-- start Data provided --
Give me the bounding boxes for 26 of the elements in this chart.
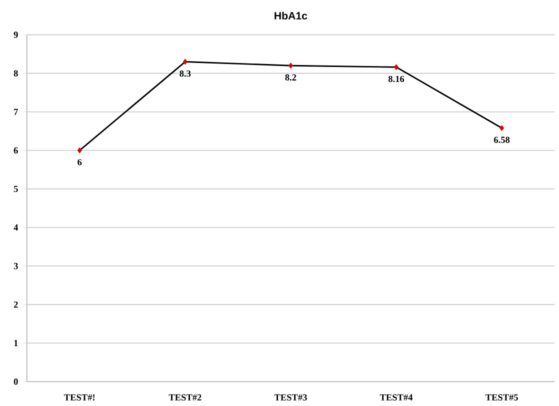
- y-tick-label: 1: [14, 340, 18, 346]
- y-tick-label: 8: [14, 70, 18, 77]
- point: [288, 62, 293, 69]
- data-label: 8.2: [285, 74, 296, 81]
- data-label: 8.16: [388, 76, 404, 82]
- x-tick-label: TEST#3: [274, 394, 307, 401]
- data-label: 6: [78, 159, 82, 166]
- point: [500, 125, 504, 132]
- chart-title: HbA1c: [274, 12, 308, 20]
- data-label: 8.3: [180, 70, 191, 77]
- point: [182, 59, 188, 65]
- x-tick-label: TEST#5: [485, 394, 518, 401]
- y-tick-label: 2: [14, 302, 18, 308]
- y-tick-label: 6: [14, 148, 18, 154]
- y-tick-label: 9: [14, 32, 18, 38]
- y-tick-label: 0: [14, 378, 18, 386]
- y-tick-label: 3: [14, 263, 18, 270]
- point: [394, 64, 399, 70]
- x-tick-label: TEST#!: [64, 394, 95, 401]
- y-tick-label: 5: [14, 186, 18, 192]
- x-tick-label: TEST#4: [380, 394, 413, 401]
- point: [77, 148, 82, 154]
- y-tick-label: 4: [14, 224, 18, 231]
- x-tick-label: TEST#2: [168, 394, 202, 401]
- y-tick-label: 7: [14, 109, 18, 116]
- data-label: 6.58: [494, 136, 510, 144]
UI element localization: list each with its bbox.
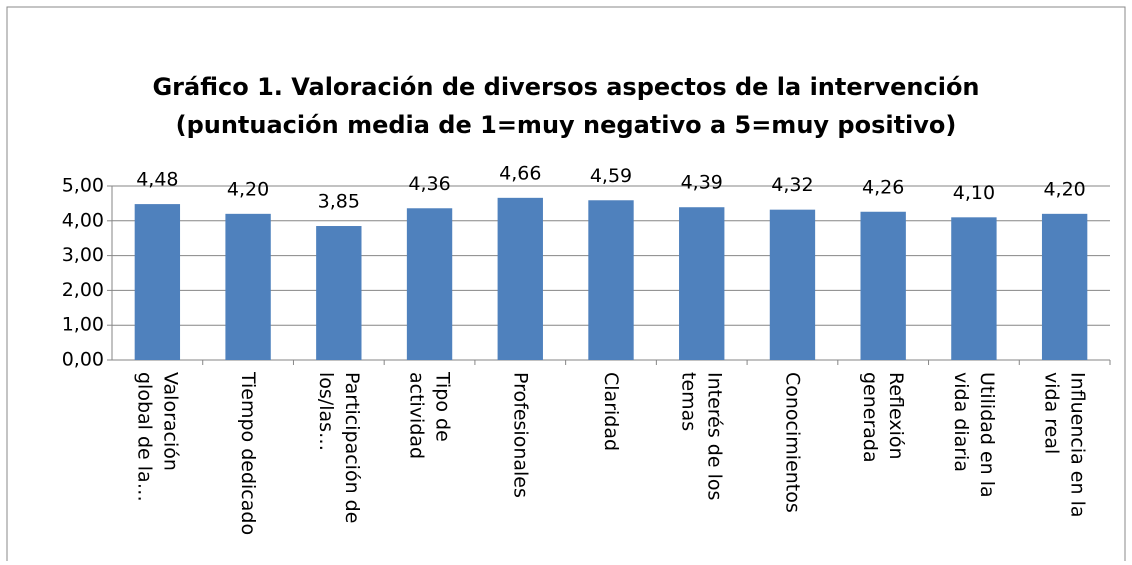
x-tick-label-line: vida real	[1041, 372, 1063, 454]
x-tick-label: Valoraciónglobal de la…	[134, 372, 182, 502]
bar	[497, 197, 543, 360]
x-tick-label-line: Valoración	[160, 372, 182, 471]
y-tick-label: 3,00	[62, 244, 104, 266]
x-tick-label: Conocimientos	[782, 372, 804, 513]
x-tick-label: Claridad	[601, 372, 623, 451]
x-tick-label-line: global de la…	[134, 372, 156, 502]
x-tick-label: Profesionales	[510, 372, 532, 498]
x-tick-label: Participación delos/las…	[315, 372, 363, 523]
x-tick-label-line: Tiempo dedicado	[238, 371, 260, 535]
y-tick-label: 1,00	[62, 314, 104, 336]
value-label: 4,36	[408, 173, 450, 195]
x-tick-label-line: Influencia en la	[1067, 372, 1089, 518]
x-tick-label-line: Profesionales	[510, 372, 532, 498]
bar	[951, 217, 997, 360]
value-label: 4,20	[227, 178, 269, 200]
x-tick-label-line: vida diaria	[950, 372, 972, 472]
y-tick-label: 0,00	[62, 349, 104, 371]
x-tick-label: Tipo deactividad	[406, 371, 454, 459]
value-label: 4,26	[862, 176, 904, 198]
x-tick-label-line: actividad	[406, 372, 428, 459]
value-label: 4,48	[136, 169, 178, 191]
x-tick-label: Utilidad en lavida diaria	[950, 372, 998, 498]
bar	[316, 226, 362, 360]
chart-subtitle: (puntuación media de 1=muy negativo a 5=…	[176, 111, 957, 139]
x-tick-label-line: Utilidad en la	[976, 372, 998, 498]
value-label: 4,20	[1043, 178, 1085, 200]
bar	[769, 209, 816, 360]
x-tick-label: Reflexióngenerada	[860, 372, 908, 463]
bar	[225, 213, 271, 360]
y-tick-label: 4,00	[62, 209, 104, 231]
x-tick-label-line: temas	[678, 372, 700, 431]
x-tick-label-line: Tipo de	[432, 371, 454, 442]
value-label: 4,66	[499, 162, 541, 184]
x-tick-label: Interés de lostemas	[678, 372, 726, 500]
bar	[860, 211, 906, 360]
x-tick-label-line: Participación de	[341, 372, 363, 523]
bar	[1041, 213, 1088, 360]
value-label: 4,59	[590, 165, 632, 187]
x-tick-label-line: generada	[860, 372, 882, 463]
bar	[679, 207, 725, 360]
x-tick-label: Influencia en lavida real	[1041, 372, 1089, 518]
y-tick-label: 5,00	[62, 175, 104, 197]
chart-title: Gráfico 1. Valoración de diversos aspect…	[152, 73, 979, 101]
bar	[588, 200, 634, 360]
chart-frame	[6, 6, 1126, 565]
value-label: 3,85	[318, 191, 360, 213]
value-label: 4,10	[953, 182, 995, 204]
x-tick-label-line: Claridad	[601, 372, 623, 451]
value-label: 4,32	[771, 174, 813, 196]
x-tick-label-line: Interés de los	[704, 372, 726, 500]
x-tick-label: Tiempo dedicado	[238, 371, 260, 535]
bar	[134, 204, 181, 360]
y-tick-label: 2,00	[62, 279, 104, 301]
value-label: 4,39	[681, 172, 723, 194]
x-tick-label-line: los/las…	[315, 372, 337, 451]
bar	[406, 208, 453, 360]
x-tick-label-line: Conocimientos	[782, 372, 804, 513]
x-tick-label-line: Reflexión	[886, 372, 908, 460]
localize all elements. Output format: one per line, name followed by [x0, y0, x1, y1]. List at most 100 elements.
-- end Data provided --
Directions for this task:
Please reproduce the whole listing above with every "chart-title" switched to "heading" and everything else unchanged. Leave the pictures out of your answer.

Written answer:
Give me the bounding boxes for 26 of the elements in this chart.
- y-tick-label: 1: [14, 340, 18, 346]
- y-tick-label: 8: [14, 70, 18, 77]
- point: [288, 62, 293, 69]
- data-label: 8.2: [285, 74, 296, 81]
- data-label: 8.16: [388, 76, 404, 82]
- x-tick-label: TEST#3: [274, 394, 307, 401]
- data-label: 6: [78, 159, 82, 166]
- point: [500, 125, 504, 132]
- heading: HbA1c: [274, 12, 308, 20]
- data-label: 8.3: [180, 70, 191, 77]
- point: [182, 59, 188, 65]
- x-tick-label: TEST#5: [485, 394, 518, 401]
- y-tick-label: 2: [14, 302, 18, 308]
- y-tick-label: 6: [14, 148, 18, 154]
- y-tick-label: 9: [14, 32, 18, 38]
- y-tick-label: 0: [14, 378, 18, 386]
- y-tick-label: 3: [14, 263, 18, 270]
- point: [394, 64, 399, 70]
- x-tick-label: TEST#!: [64, 394, 95, 401]
- y-tick-label: 5: [14, 186, 18, 192]
- x-tick-label: TEST#4: [380, 394, 413, 401]
- point: [77, 148, 82, 154]
- y-tick-label: 4: [14, 224, 18, 231]
- x-tick-label: TEST#2: [168, 394, 202, 401]
- y-tick-label: 7: [14, 109, 18, 116]
- data-label: 6.58: [494, 136, 510, 144]
UI element localization: list each with its bbox.
x-tick-label-line: vida real	[1041, 372, 1063, 454]
x-tick-label: Valoraciónglobal de la…	[134, 372, 182, 502]
bar	[497, 197, 543, 360]
x-tick-label-line: Valoración	[160, 372, 182, 471]
y-tick-label: 3,00	[62, 244, 104, 266]
x-tick-label: Conocimientos	[782, 372, 804, 513]
x-tick-label: Claridad	[601, 372, 623, 451]
x-tick-label-line: global de la…	[134, 372, 156, 502]
x-tick-label: Profesionales	[510, 372, 532, 498]
x-tick-label: Participación delos/las…	[315, 372, 363, 523]
x-tick-label-line: Tiempo dedicado	[238, 371, 260, 535]
y-tick-label: 1,00	[62, 314, 104, 336]
value-label: 4,36	[408, 173, 450, 195]
x-tick-label-line: Influencia en la	[1067, 372, 1089, 518]
x-tick-label-line: Profesionales	[510, 372, 532, 498]
bar	[951, 217, 997, 360]
value-label: 4,20	[227, 178, 269, 200]
x-tick-label-line: vida diaria	[950, 372, 972, 472]
y-tick-label: 0,00	[62, 349, 104, 371]
x-tick-label: Tipo deactividad	[406, 371, 454, 459]
value-label: 4,26	[862, 176, 904, 198]
x-tick-label-line: actividad	[406, 372, 428, 459]
value-label: 4,48	[136, 169, 178, 191]
x-tick-label: Utilidad en lavida diaria	[950, 372, 998, 498]
bar	[316, 226, 362, 360]
chart-subtitle: (puntuación media de 1=muy negativo a 5=…	[176, 111, 957, 139]
x-tick-label-line: Utilidad en la	[976, 372, 998, 498]
value-label: 4,20	[1043, 178, 1085, 200]
bar	[769, 209, 816, 360]
x-tick-label: Reflexióngenerada	[860, 372, 908, 463]
bar	[225, 213, 271, 360]
y-tick-label: 4,00	[62, 209, 104, 231]
x-tick-label-line: temas	[678, 372, 700, 431]
x-tick-label-line: Tipo de	[432, 371, 454, 442]
value-label: 4,66	[499, 162, 541, 184]
x-tick-label: Interés de lostemas	[678, 372, 726, 500]
bar	[860, 211, 906, 360]
x-tick-label-line: Participación de	[341, 372, 363, 523]
bar	[1041, 213, 1088, 360]
value-label: 4,59	[590, 165, 632, 187]
x-tick-label-line: generada	[860, 372, 882, 463]
bar	[679, 207, 725, 360]
x-tick-label: Influencia en lavida real	[1041, 372, 1089, 518]
y-tick-label: 5,00	[62, 175, 104, 197]
heading: Gráfico 1. Valoración de diversos aspect…	[152, 73, 979, 101]
bar	[588, 200, 634, 360]
chart-frame	[6, 6, 1126, 565]
value-label: 3,85	[318, 191, 360, 213]
value-label: 4,10	[953, 182, 995, 204]
x-tick-label-line: Claridad	[601, 372, 623, 451]
value-label: 4,32	[771, 174, 813, 196]
x-tick-label-line: Interés de los	[704, 372, 726, 500]
x-tick-label: Tiempo dedicado	[238, 371, 260, 535]
bar	[134, 204, 181, 360]
y-tick-label: 2,00	[62, 279, 104, 301]
value-label: 4,39	[681, 172, 723, 194]
x-tick-label-line: los/las…	[315, 372, 337, 451]
bar	[406, 208, 453, 360]
x-tick-label-line: Conocimientos	[782, 372, 804, 513]
x-tick-label-line: Reflexión	[886, 372, 908, 460]
localize all elements. Output format: one per line, name followed by [x0, y0, x1, y1]. List at most 100 elements.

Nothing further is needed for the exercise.